-- Records for processing --
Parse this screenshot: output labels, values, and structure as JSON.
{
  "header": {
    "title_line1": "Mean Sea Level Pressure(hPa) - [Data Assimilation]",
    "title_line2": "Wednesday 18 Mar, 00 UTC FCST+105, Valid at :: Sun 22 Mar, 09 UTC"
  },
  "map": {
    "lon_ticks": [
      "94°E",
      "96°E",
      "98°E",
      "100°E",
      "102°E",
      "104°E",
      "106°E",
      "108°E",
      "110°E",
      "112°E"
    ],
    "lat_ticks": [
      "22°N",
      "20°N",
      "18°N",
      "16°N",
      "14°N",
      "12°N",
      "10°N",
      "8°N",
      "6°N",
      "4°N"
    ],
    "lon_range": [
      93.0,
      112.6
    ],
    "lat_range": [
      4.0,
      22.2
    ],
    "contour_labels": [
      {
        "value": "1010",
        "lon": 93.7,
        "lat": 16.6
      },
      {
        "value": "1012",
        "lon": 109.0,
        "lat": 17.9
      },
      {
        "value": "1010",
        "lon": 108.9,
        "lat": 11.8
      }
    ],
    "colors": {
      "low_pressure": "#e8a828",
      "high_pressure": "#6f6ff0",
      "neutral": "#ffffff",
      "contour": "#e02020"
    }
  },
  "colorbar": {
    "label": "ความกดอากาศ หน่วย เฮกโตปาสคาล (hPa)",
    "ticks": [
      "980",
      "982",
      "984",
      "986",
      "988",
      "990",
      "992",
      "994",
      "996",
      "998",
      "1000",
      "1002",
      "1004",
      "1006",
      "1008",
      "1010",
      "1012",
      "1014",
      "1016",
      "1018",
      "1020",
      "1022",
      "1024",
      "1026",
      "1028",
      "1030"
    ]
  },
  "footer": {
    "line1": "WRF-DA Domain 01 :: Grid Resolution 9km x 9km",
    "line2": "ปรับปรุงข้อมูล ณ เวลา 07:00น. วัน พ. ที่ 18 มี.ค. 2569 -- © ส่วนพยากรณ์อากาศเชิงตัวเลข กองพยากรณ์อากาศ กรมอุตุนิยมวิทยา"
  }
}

-- The request --
Extract all the material, leaving every line as it is.

-- Expected answer --
Parse this screenshot: output labels, values, and structure as JSON.
{
  "header": {
    "title_line1": "Mean Sea Level Pressure(hPa) - [Data Assimilation]",
    "title_line2": "Wednesday 18 Mar, 00 UTC FCST+105, Valid at :: Sun 22 Mar, 09 UTC"
  },
  "map": {
    "lon_ticks": [
      "94°E",
      "96°E",
      "98°E",
      "100°E",
      "102°E",
      "104°E",
      "106°E",
      "108°E",
      "110°E",
      "112°E"
    ],
    "lat_ticks": [
      "22°N",
      "20°N",
      "18°N",
      "16°N",
      "14°N",
      "12°N",
      "10°N",
      "8°N",
      "6°N",
      "4°N"
    ],
    "lon_range": [
      93.0,
      112.6
    ],
    "lat_range": [
      4.0,
      22.2
    ],
    "contour_labels": [
      {
        "value": "1010",
        "lon": 93.7,
        "lat": 16.6
      },
      {
        "value": "1012",
        "lon": 109.0,
        "lat": 17.9
      },
      {
        "value": "1010",
        "lon": 108.9,
        "lat": 11.8
      }
    ],
    "colors": {
      "low_pressure": "#e8a828",
      "high_pressure": "#6f6ff0",
      "neutral": "#ffffff",
      "contour": "#e02020"
    }
  },
  "colorbar": {
    "label": "ความกดอากาศ หน่วย เฮกโตปาสคาล (hPa)",
    "ticks": [
      "980",
      "982",
      "984",
      "986",
      "988",
      "990",
      "992",
      "994",
      "996",
      "998",
      "1000",
      "1002",
      "1004",
      "1006",
      "1008",
      "1010",
      "1012",
      "1014",
      "1016",
      "1018",
      "1020",
      "1022",
      "1024",
      "1026",
      "1028",
      "1030"
    ]
  },
  "footer": {
    "line1": "WRF-DA Domain 01 :: Grid Resolution 9km x 9km",
    "line2": "ปรับปรุงข้อมูล ณ เวลา 07:00น. วัน พ. ที่ 18 มี.ค. 2569 -- © ส่วนพยากรณ์อากาศเชิงตัวเลข กองพยากรณ์อากาศ กรมอุตุนิยมวิทยา"
  }
}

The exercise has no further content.